§ RECORD LIST
╭──

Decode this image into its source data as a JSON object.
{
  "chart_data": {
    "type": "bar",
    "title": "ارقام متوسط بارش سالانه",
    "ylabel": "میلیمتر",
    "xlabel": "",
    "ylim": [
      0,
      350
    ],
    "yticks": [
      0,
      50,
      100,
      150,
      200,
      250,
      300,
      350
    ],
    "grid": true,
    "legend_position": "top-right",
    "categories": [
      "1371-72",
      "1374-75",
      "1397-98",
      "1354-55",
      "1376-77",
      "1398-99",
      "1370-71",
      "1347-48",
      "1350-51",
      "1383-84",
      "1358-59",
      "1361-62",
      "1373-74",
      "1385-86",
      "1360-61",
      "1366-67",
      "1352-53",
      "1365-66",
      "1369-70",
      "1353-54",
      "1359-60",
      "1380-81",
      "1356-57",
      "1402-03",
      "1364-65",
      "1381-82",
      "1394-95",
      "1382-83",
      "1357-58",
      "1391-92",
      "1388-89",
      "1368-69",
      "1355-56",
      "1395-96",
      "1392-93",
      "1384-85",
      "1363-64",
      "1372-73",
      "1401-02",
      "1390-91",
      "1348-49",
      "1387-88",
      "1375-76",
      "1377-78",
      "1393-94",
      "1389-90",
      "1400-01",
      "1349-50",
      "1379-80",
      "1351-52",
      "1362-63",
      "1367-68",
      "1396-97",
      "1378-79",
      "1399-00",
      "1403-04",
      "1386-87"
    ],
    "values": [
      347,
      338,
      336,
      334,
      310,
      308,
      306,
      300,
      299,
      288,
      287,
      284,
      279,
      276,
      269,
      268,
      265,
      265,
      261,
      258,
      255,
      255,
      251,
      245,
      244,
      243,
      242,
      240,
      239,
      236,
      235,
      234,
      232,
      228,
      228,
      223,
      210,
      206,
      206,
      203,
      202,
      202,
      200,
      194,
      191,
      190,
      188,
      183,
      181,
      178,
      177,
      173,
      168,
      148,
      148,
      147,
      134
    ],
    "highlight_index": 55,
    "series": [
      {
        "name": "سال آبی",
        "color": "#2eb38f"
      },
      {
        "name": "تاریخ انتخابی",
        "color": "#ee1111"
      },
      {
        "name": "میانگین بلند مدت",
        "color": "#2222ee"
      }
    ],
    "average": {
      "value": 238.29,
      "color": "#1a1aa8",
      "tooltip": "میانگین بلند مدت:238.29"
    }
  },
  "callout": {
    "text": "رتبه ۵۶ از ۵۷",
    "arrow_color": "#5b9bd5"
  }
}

╰──

Word for word, restate all of the data shown above.

Decode this image into its source data as a JSON object.
{
  "chart_data": {
    "type": "bar",
    "title": "ارقام متوسط بارش سالانه",
    "ylabel": "میلیمتر",
    "xlabel": "",
    "ylim": [
      0,
      350
    ],
    "yticks": [
      0,
      50,
      100,
      150,
      200,
      250,
      300,
      350
    ],
    "grid": true,
    "legend_position": "top-right",
    "categories": [
      "1371-72",
      "1374-75",
      "1397-98",
      "1354-55",
      "1376-77",
      "1398-99",
      "1370-71",
      "1347-48",
      "1350-51",
      "1383-84",
      "1358-59",
      "1361-62",
      "1373-74",
      "1385-86",
      "1360-61",
      "1366-67",
      "1352-53",
      "1365-66",
      "1369-70",
      "1353-54",
      "1359-60",
      "1380-81",
      "1356-57",
      "1402-03",
      "1364-65",
      "1381-82",
      "1394-95",
      "1382-83",
      "1357-58",
      "1391-92",
      "1388-89",
      "1368-69",
      "1355-56",
      "1395-96",
      "1392-93",
      "1384-85",
      "1363-64",
      "1372-73",
      "1401-02",
      "1390-91",
      "1348-49",
      "1387-88",
      "1375-76",
      "1377-78",
      "1393-94",
      "1389-90",
      "1400-01",
      "1349-50",
      "1379-80",
      "1351-52",
      "1362-63",
      "1367-68",
      "1396-97",
      "1378-79",
      "1399-00",
      "1403-04",
      "1386-87"
    ],
    "values": [
      347,
      338,
      336,
      334,
      310,
      308,
      306,
      300,
      299,
      288,
      287,
      284,
      279,
      276,
      269,
      268,
      265,
      265,
      261,
      258,
      255,
      255,
      251,
      245,
      244,
      243,
      242,
      240,
      239,
      236,
      235,
      234,
      232,
      228,
      228,
      223,
      210,
      206,
      206,
      203,
      202,
      202,
      200,
      194,
      191,
      190,
      188,
      183,
      181,
      178,
      177,
      173,
      168,
      148,
      148,
      147,
      134
    ],
    "highlight_index": 55,
    "series": [
      {
        "name": "سال آبی",
        "color": "#2eb38f"
      },
      {
        "name": "تاریخ انتخابی",
        "color": "#ee1111"
      },
      {
        "name": "میانگین بلند مدت",
        "color": "#2222ee"
      }
    ],
    "average": {
      "value": 238.29,
      "color": "#1a1aa8",
      "tooltip": "میانگین بلند مدت:238.29"
    }
  },
  "callout": {
    "text": "رتبه ۵۶ از ۵۷",
    "arrow_color": "#5b9bd5"
  }
}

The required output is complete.